Records from a collection:

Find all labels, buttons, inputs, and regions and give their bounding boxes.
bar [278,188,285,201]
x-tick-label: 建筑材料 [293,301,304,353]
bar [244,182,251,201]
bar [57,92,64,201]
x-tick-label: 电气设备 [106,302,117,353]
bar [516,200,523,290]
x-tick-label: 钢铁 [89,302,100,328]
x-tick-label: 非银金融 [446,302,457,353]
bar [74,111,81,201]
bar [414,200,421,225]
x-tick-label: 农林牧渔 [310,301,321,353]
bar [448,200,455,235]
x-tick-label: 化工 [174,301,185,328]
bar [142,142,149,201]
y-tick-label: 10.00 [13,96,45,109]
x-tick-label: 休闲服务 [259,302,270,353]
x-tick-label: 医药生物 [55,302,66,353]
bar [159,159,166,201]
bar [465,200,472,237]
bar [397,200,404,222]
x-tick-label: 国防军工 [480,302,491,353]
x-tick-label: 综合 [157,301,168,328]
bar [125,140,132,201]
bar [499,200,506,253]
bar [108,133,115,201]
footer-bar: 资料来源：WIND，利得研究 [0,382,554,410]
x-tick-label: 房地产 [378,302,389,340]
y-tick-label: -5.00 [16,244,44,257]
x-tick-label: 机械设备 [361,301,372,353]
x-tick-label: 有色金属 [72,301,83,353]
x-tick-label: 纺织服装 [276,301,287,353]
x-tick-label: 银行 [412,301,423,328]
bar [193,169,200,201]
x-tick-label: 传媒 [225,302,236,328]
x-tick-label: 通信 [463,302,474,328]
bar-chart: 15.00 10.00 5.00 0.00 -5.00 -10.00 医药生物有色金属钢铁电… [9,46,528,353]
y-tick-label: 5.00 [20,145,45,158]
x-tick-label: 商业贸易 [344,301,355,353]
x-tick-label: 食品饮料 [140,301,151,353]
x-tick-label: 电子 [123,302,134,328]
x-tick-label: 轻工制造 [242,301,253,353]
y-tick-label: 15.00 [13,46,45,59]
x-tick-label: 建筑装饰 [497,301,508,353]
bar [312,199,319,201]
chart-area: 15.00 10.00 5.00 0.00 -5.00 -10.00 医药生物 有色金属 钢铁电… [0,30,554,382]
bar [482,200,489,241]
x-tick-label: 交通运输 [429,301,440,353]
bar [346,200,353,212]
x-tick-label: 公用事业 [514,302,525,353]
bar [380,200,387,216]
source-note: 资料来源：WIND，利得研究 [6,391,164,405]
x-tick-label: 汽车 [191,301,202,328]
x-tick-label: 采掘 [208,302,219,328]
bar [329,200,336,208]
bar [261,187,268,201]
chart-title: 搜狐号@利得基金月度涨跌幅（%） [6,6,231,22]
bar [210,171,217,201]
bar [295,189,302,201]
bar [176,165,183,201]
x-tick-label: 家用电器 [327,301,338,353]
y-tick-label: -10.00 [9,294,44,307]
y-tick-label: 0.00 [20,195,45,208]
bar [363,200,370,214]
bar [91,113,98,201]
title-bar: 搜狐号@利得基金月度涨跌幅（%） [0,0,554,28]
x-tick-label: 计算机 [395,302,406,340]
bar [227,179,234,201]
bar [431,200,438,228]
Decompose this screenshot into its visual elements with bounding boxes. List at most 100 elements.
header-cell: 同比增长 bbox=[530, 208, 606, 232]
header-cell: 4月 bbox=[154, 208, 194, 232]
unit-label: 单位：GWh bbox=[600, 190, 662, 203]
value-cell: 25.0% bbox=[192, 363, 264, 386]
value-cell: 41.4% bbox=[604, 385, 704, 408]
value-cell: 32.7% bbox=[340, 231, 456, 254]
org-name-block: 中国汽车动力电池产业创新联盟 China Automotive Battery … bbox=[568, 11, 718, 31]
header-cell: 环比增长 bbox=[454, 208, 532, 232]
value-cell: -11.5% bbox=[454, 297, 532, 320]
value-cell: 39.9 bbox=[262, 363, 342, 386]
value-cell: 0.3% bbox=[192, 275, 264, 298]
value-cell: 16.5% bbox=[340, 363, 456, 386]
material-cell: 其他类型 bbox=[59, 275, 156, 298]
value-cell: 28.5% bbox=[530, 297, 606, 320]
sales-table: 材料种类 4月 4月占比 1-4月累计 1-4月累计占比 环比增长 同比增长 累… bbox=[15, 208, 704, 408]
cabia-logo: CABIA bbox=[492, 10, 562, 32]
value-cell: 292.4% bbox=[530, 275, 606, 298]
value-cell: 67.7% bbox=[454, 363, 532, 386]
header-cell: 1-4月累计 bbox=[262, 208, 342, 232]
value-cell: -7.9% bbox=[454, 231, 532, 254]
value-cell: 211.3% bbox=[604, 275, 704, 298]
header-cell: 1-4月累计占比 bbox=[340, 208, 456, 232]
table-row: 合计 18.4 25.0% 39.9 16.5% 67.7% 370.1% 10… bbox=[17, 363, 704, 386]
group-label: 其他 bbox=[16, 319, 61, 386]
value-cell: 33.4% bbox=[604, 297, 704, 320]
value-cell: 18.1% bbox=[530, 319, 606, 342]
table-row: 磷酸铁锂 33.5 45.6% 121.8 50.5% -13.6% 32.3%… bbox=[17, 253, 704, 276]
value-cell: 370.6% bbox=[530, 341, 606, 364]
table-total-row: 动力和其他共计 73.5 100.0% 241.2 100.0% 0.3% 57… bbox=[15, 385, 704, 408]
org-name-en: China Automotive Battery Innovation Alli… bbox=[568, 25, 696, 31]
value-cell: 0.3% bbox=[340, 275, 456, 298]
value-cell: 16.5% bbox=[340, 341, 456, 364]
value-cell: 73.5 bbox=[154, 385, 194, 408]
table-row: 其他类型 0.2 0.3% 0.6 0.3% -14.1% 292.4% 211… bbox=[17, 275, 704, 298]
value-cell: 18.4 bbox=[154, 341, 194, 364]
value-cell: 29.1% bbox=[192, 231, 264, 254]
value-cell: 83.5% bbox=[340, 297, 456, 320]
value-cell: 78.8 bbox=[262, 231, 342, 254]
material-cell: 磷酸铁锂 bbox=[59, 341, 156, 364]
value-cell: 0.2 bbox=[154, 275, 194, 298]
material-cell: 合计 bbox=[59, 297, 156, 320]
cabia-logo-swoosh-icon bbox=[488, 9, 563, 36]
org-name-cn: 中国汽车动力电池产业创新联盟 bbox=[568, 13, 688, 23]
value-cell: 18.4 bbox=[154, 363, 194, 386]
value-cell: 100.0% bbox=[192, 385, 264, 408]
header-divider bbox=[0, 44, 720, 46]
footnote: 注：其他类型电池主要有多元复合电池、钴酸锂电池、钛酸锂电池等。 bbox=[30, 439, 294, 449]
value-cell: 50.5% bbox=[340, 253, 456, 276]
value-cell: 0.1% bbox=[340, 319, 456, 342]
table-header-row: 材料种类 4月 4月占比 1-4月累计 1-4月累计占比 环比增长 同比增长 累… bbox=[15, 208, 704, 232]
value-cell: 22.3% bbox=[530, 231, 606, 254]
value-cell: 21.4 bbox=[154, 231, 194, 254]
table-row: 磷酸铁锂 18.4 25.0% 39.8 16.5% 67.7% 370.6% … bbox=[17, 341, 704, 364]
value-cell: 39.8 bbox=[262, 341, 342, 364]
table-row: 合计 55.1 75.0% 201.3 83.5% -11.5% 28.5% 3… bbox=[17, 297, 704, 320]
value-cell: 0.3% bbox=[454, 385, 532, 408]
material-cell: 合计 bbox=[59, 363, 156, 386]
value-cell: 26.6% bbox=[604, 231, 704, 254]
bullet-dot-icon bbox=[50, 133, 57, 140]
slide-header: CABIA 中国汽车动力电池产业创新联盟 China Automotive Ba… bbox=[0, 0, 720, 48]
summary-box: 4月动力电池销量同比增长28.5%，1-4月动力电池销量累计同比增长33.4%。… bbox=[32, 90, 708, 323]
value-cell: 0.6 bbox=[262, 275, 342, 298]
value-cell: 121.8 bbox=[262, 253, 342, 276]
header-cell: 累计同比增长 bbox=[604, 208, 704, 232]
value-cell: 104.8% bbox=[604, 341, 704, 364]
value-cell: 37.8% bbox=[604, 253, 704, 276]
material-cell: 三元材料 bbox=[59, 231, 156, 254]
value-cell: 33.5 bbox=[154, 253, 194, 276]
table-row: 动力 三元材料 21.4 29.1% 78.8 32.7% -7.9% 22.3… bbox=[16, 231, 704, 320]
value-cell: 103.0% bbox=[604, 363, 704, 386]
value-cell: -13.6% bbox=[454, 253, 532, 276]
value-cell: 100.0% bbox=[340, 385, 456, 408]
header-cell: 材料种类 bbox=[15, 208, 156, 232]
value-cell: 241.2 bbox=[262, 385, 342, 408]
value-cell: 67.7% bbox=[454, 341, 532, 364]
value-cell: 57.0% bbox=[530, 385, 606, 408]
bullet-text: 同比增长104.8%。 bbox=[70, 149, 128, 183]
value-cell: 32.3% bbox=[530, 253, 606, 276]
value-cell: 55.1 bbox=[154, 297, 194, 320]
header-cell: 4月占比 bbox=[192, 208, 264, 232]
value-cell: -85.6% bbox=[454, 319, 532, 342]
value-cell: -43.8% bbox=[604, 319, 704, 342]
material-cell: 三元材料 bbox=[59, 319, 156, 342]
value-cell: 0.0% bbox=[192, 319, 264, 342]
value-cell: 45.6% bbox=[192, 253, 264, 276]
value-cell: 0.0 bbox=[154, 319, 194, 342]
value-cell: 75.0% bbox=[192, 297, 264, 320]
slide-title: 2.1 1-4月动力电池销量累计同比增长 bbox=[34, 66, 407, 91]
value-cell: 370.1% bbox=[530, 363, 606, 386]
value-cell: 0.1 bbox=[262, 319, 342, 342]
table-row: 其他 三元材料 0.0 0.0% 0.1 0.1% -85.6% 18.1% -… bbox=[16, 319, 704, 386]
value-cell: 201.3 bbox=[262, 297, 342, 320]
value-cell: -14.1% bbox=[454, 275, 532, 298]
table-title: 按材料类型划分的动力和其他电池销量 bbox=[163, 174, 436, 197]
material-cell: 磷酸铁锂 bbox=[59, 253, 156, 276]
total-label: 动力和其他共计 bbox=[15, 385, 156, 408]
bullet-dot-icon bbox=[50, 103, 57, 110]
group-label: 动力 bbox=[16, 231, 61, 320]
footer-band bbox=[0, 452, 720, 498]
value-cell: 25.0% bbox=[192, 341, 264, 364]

→ **OBJECTIVE**
Collect every line of the records containing the string "name". Matches must have the same uppercase and lowercase letters.

→ **FINAL ANSWER**
org-name-block: 中国汽车动力电池产业创新联盟 China Automotive Battery … bbox=[568, 11, 718, 31]
org-name-en: China Automotive Battery Innovation Alli… bbox=[568, 25, 696, 31]
org-name-cn: 中国汽车动力电池产业创新联盟 bbox=[568, 13, 688, 23]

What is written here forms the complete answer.